Objective – Each line that holds the string "Volume" counts once; say how many such lines there are and add nothing.

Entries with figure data
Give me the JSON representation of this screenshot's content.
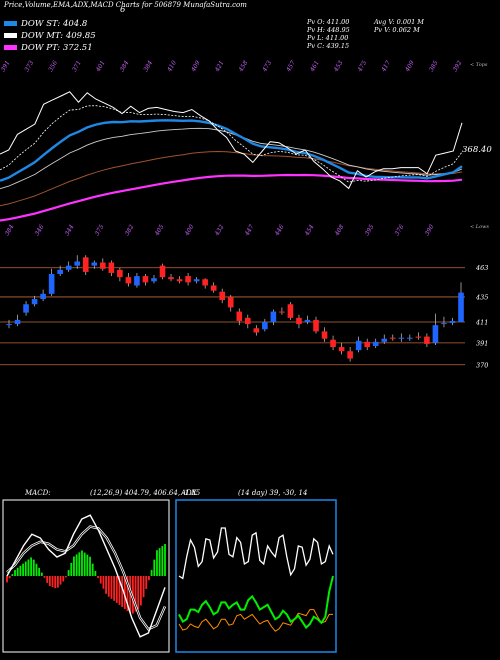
{
  "header": {
    "title": "Price,Volume,EMA,ADX,MACD Charts for 506879 MunafaSutra.com",
    "six": "6",
    "dow_st": "DOW ST: 404.8",
    "dow_mt": "DOW MT: 409.85",
    "dow_pt": "DOW PT: 372.51",
    "pv_o": "Pv   O: 411.00",
    "pv_h": "Pv   H: 448.95",
    "pv_l": "Pv   L: 411.00",
    "pv_c": "Pv   C: 439.15",
    "avg_v": "Avg V: 0.001 M",
    "pv_v": "Pv   V: 0.062  M"
  },
  "colors": {
    "dow_st": "#1e88e5",
    "dow_mt": "#ffffff",
    "dow_pt": "#ff33ff"
  },
  "ema_panel": {
    "label_top": "< Tops",
    "label_bottom": "< Lows",
    "price_label": "368.40",
    "top_labels": [
      "391",
      "373",
      "356",
      "371",
      "401",
      "384",
      "384",
      "410",
      "409",
      "421",
      "458",
      "473",
      "457",
      "461",
      "453",
      "475",
      "417",
      "409",
      "385",
      "392"
    ],
    "bottom_labels": [
      "384",
      "346",
      "344",
      "375",
      "382",
      "405",
      "400",
      "432",
      "447",
      "446",
      "454",
      "408",
      "395",
      "376",
      "390"
    ]
  },
  "candle_panel": {
    "levels": [
      "463",
      "435",
      "411",
      "391",
      "370"
    ]
  },
  "macd_panel": {
    "label": "MACD:",
    "values": "(12,26,9) 404.79, 406.64, -1.85"
  },
  "adx_panel": {
    "label": "ADX",
    "values": "(14 day) 39, -30, 14"
  },
  "chart_data": [
    {
      "type": "candlestick",
      "title": "Price,Volume,EMA,ADX,MACD Charts for 506879 MunafaSutra.com",
      "reference_levels": [
        463,
        435,
        411,
        391,
        370
      ],
      "candles": [
        {
          "o": 409,
          "c": 409,
          "h": 413,
          "l": 405
        },
        {
          "o": 409,
          "c": 413,
          "h": 418,
          "l": 407
        },
        {
          "o": 420,
          "c": 428,
          "h": 431,
          "l": 417
        },
        {
          "o": 428,
          "c": 433,
          "h": 436,
          "l": 426
        },
        {
          "o": 433,
          "c": 438,
          "h": 442,
          "l": 431
        },
        {
          "o": 438,
          "c": 457,
          "h": 462,
          "l": 436
        },
        {
          "o": 457,
          "c": 461,
          "h": 465,
          "l": 455
        },
        {
          "o": 461,
          "c": 465,
          "h": 469,
          "l": 459
        },
        {
          "o": 465,
          "c": 469,
          "h": 475,
          "l": 462
        },
        {
          "o": 473,
          "c": 459,
          "h": 475,
          "l": 456
        },
        {
          "o": 465,
          "c": 468,
          "h": 470,
          "l": 462
        },
        {
          "o": 468,
          "c": 462,
          "h": 472,
          "l": 460
        },
        {
          "o": 468,
          "c": 458,
          "h": 470,
          "l": 455
        },
        {
          "o": 461,
          "c": 454,
          "h": 463,
          "l": 450
        },
        {
          "o": 454,
          "c": 448,
          "h": 458,
          "l": 445
        },
        {
          "o": 446,
          "c": 455,
          "h": 458,
          "l": 444
        },
        {
          "o": 455,
          "c": 449,
          "h": 457,
          "l": 446
        },
        {
          "o": 450,
          "c": 453,
          "h": 456,
          "l": 448
        },
        {
          "o": 465,
          "c": 454,
          "h": 467,
          "l": 452
        },
        {
          "o": 454,
          "c": 452,
          "h": 457,
          "l": 450
        },
        {
          "o": 452,
          "c": 450,
          "h": 455,
          "l": 448
        },
        {
          "o": 455,
          "c": 449,
          "h": 458,
          "l": 446
        },
        {
          "o": 450,
          "c": 452,
          "h": 454,
          "l": 448
        },
        {
          "o": 452,
          "c": 446,
          "h": 453,
          "l": 443
        },
        {
          "o": 446,
          "c": 441,
          "h": 449,
          "l": 439
        },
        {
          "o": 440,
          "c": 432,
          "h": 443,
          "l": 429
        },
        {
          "o": 435,
          "c": 425,
          "h": 437,
          "l": 421
        },
        {
          "o": 421,
          "c": 412,
          "h": 424,
          "l": 408
        },
        {
          "o": 415,
          "c": 409,
          "h": 418,
          "l": 405
        },
        {
          "o": 405,
          "c": 401,
          "h": 408,
          "l": 398
        },
        {
          "o": 404,
          "c": 411,
          "h": 414,
          "l": 402
        },
        {
          "o": 411,
          "c": 421,
          "h": 423,
          "l": 408
        },
        {
          "o": 421,
          "c": 420,
          "h": 425,
          "l": 418
        },
        {
          "o": 428,
          "c": 415,
          "h": 430,
          "l": 413
        },
        {
          "o": 415,
          "c": 409,
          "h": 418,
          "l": 405
        },
        {
          "o": 411,
          "c": 413,
          "h": 417,
          "l": 409
        },
        {
          "o": 413,
          "c": 402,
          "h": 416,
          "l": 400
        },
        {
          "o": 402,
          "c": 395,
          "h": 406,
          "l": 392
        },
        {
          "o": 394,
          "c": 387,
          "h": 398,
          "l": 384
        },
        {
          "o": 387,
          "c": 383,
          "h": 391,
          "l": 380
        },
        {
          "o": 383,
          "c": 376,
          "h": 387,
          "l": 373
        },
        {
          "o": 384,
          "c": 393,
          "h": 397,
          "l": 382
        },
        {
          "o": 392,
          "c": 387,
          "h": 395,
          "l": 384
        },
        {
          "o": 388,
          "c": 392,
          "h": 395,
          "l": 386
        },
        {
          "o": 392,
          "c": 395,
          "h": 399,
          "l": 390
        },
        {
          "o": 396,
          "c": 395,
          "h": 399,
          "l": 393
        },
        {
          "o": 395,
          "c": 396,
          "h": 400,
          "l": 392
        },
        {
          "o": 395,
          "c": 396,
          "h": 399,
          "l": 393
        },
        {
          "o": 397,
          "c": 396,
          "h": 401,
          "l": 394
        },
        {
          "o": 397,
          "c": 390,
          "h": 400,
          "l": 387
        },
        {
          "o": 391,
          "c": 408,
          "h": 419,
          "l": 389
        },
        {
          "o": 410,
          "c": 410,
          "h": 416,
          "l": 406
        },
        {
          "o": 410,
          "c": 412,
          "h": 415,
          "l": 408
        },
        {
          "o": 411,
          "c": 439.15,
          "h": 448.95,
          "l": 411
        }
      ]
    },
    {
      "type": "line",
      "title": "MACD",
      "series": [
        {
          "name": "MACD",
          "values": [
            0,
            8,
            16,
            22,
            20,
            14,
            10,
            12,
            22,
            30,
            32,
            24,
            14,
            4,
            -8,
            -22,
            -32,
            -30,
            -18,
            -6
          ]
        },
        {
          "name": "Signal",
          "values": [
            2,
            6,
            12,
            16,
            18,
            17,
            14,
            13,
            16,
            22,
            26,
            25,
            20,
            12,
            2,
            -10,
            -22,
            -28,
            -26,
            -16
          ]
        },
        {
          "name": "Histogram",
          "values": [
            -2,
            2,
            4,
            6,
            2,
            -3,
            -4,
            -1,
            6,
            8,
            6,
            -1,
            -6,
            -8,
            -10,
            -12,
            -10,
            -2,
            8,
            10
          ]
        }
      ]
    },
    {
      "type": "line",
      "title": "ADX",
      "series": [
        {
          "name": "ADX",
          "values": [
            30,
            38,
            42,
            36,
            45,
            40,
            50,
            38,
            44,
            36,
            48,
            35,
            40,
            46,
            38,
            33,
            42,
            37,
            44,
            36,
            39
          ]
        },
        {
          "name": "+DI",
          "values": [
            14,
            12,
            16,
            18,
            17,
            15,
            19,
            18,
            16,
            20,
            19,
            17,
            15,
            13,
            14,
            12,
            11,
            10,
            12,
            13,
            30
          ]
        },
        {
          "name": "-DI",
          "values": [
            10,
            8,
            9,
            11,
            10,
            9,
            12,
            10,
            14,
            13,
            12,
            11,
            9,
            8,
            10,
            12,
            14,
            16,
            13,
            11,
            14
          ]
        }
      ]
    }
  ]
}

Expected output – 2